— begin Entries supplied —

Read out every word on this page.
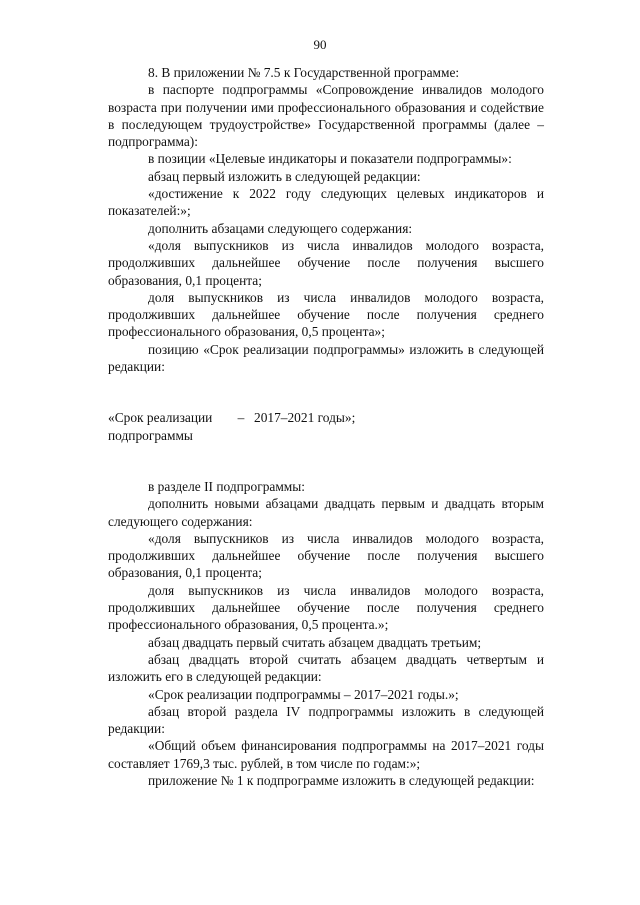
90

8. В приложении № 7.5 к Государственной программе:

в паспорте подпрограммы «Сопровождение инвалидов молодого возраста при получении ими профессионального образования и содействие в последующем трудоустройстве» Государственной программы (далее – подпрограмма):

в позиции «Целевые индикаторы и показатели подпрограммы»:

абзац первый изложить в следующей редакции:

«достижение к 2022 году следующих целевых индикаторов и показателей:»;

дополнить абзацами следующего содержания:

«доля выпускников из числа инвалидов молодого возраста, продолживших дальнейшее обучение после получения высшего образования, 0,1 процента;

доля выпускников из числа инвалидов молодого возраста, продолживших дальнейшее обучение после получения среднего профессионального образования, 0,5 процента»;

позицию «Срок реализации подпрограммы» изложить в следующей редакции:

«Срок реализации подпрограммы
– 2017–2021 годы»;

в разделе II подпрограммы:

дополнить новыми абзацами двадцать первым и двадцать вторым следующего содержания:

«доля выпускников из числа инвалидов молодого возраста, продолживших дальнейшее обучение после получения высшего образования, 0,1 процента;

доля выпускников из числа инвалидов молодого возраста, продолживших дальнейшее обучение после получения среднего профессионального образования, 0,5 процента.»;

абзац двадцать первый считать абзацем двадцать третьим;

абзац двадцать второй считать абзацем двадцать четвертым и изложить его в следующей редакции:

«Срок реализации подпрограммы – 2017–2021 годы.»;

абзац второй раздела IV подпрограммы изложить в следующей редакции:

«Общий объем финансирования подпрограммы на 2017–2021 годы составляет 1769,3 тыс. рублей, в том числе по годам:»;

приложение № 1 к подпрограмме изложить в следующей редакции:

— end Entries supplied —
— begin Entries supplied —

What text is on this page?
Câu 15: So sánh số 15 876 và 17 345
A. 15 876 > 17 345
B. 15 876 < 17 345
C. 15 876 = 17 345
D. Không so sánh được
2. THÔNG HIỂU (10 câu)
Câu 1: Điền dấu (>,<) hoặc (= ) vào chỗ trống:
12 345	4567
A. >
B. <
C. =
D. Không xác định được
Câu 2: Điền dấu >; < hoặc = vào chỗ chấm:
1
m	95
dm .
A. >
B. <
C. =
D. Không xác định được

— end Entries supplied —
— begin Entries supplied —

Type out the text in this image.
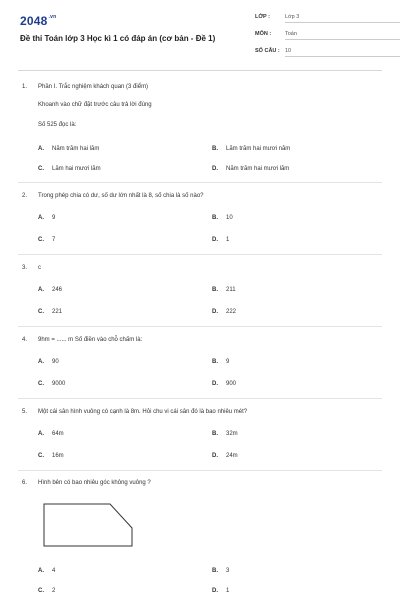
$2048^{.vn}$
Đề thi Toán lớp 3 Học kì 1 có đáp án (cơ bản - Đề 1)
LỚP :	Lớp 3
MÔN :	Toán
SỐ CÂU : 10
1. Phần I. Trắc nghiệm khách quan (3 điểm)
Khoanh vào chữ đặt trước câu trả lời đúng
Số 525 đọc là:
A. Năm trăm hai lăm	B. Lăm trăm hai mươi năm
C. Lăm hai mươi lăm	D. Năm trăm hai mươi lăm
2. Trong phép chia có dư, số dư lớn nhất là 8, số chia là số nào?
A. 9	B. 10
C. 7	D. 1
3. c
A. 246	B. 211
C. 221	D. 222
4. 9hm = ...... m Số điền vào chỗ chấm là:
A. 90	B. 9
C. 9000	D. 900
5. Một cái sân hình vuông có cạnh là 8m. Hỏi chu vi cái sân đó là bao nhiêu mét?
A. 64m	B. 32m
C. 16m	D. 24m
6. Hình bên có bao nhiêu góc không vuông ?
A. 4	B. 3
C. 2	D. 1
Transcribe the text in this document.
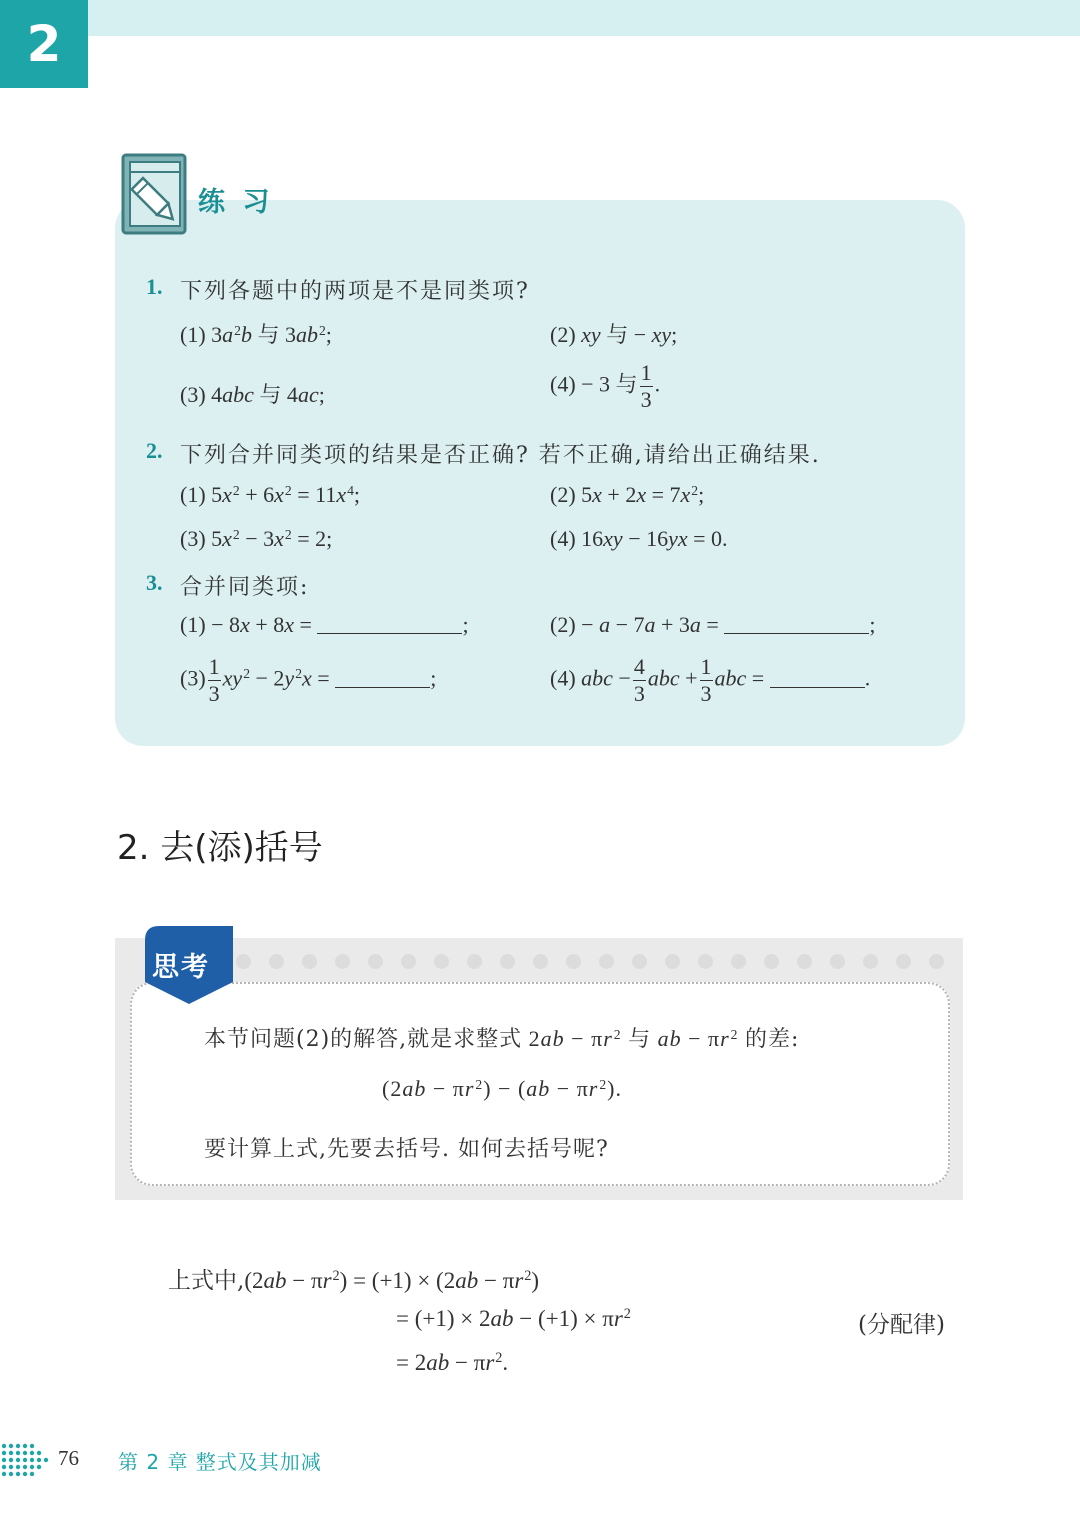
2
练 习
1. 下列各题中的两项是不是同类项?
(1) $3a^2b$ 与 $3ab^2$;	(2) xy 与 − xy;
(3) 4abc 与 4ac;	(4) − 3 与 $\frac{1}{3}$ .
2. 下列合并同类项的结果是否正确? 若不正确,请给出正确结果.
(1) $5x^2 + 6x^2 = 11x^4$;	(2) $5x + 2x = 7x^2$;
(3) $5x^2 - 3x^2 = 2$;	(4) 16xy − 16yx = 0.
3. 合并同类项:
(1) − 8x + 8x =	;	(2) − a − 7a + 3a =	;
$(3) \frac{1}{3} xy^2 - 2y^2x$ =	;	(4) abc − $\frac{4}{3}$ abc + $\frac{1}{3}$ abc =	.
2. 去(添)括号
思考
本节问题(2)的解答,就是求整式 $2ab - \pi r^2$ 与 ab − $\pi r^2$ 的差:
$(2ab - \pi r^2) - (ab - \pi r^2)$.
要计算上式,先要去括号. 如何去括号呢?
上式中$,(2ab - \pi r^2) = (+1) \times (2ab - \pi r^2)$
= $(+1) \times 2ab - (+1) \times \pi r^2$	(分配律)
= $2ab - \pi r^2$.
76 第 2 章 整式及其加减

— end Entries supplied —

Prompt
Where a line above includes "mươi", copy that line.

Solution for this exercise
A. Năm trăm hai lăm	B. Lăm trăm hai mươi năm
C. Lăm hai mươi lăm	D. Năm trăm hai mươi lăm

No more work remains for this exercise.